The problem :: Search the material below for the string "Peters" and extract each line that has it.

Input records ::
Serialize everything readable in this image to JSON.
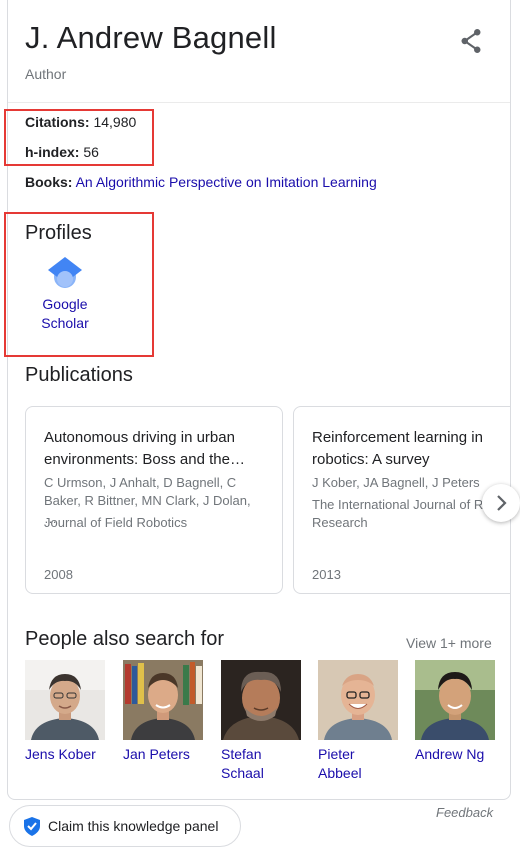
{
  "header": {
    "name": "J. Andrew Bagnell",
    "subtitle": "Author",
    "share_icon": "share-icon"
  },
  "facts": {
    "citations_label": "Citations:",
    "citations_value": "14,980",
    "hindex_label": "h-index:",
    "hindex_value": "56",
    "books_label": "Books:",
    "books_value": "An Algorithmic Perspective on Imitation Learning"
  },
  "profiles": {
    "title": "Profiles",
    "items": [
      {
        "label_line1": "Google",
        "label_line2": "Scholar",
        "icon": "google-scholar-icon"
      }
    ]
  },
  "publications": {
    "title": "Publications",
    "cards": [
      {
        "title": "Autonomous driving in urban environments: Boss and the…",
        "authors": "C Urmson, J Anhalt, D Bagnell, C Baker, R Bittner, MN Clark, J Dolan, …",
        "journal": "Journal of Field Robotics",
        "year": "2008"
      },
      {
        "title": "Reinforcement learning in robotics: A survey",
        "authors": "J Kober, JA Bagnell, J Peters",
        "journal": "The International Journal of Robotics Research",
        "year": "2013"
      }
    ],
    "next_icon": "chevron-right-icon"
  },
  "people": {
    "title": "People also search for",
    "view_more": "View 1+ more",
    "items": [
      {
        "line1": "Jens Kober",
        "line2": ""
      },
      {
        "line1": "Jan Peters",
        "line2": ""
      },
      {
        "line1": "Stefan",
        "line2": "Schaal"
      },
      {
        "line1": "Pieter",
        "line2": "Abbeel"
      },
      {
        "line1": "Andrew Ng",
        "line2": ""
      }
    ]
  },
  "footer": {
    "feedback": "Feedback",
    "claim": "Claim this knowledge panel",
    "claim_icon": "verified-shield-icon"
  },
  "colors": {
    "link": "#1a0dab",
    "highlight_box": "#e53935",
    "muted_text": "#70757a"
  }
}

Task response ::
        "authors": "J Kober, JA Bagnell, J Peters",
        "line1": "Jan Peters",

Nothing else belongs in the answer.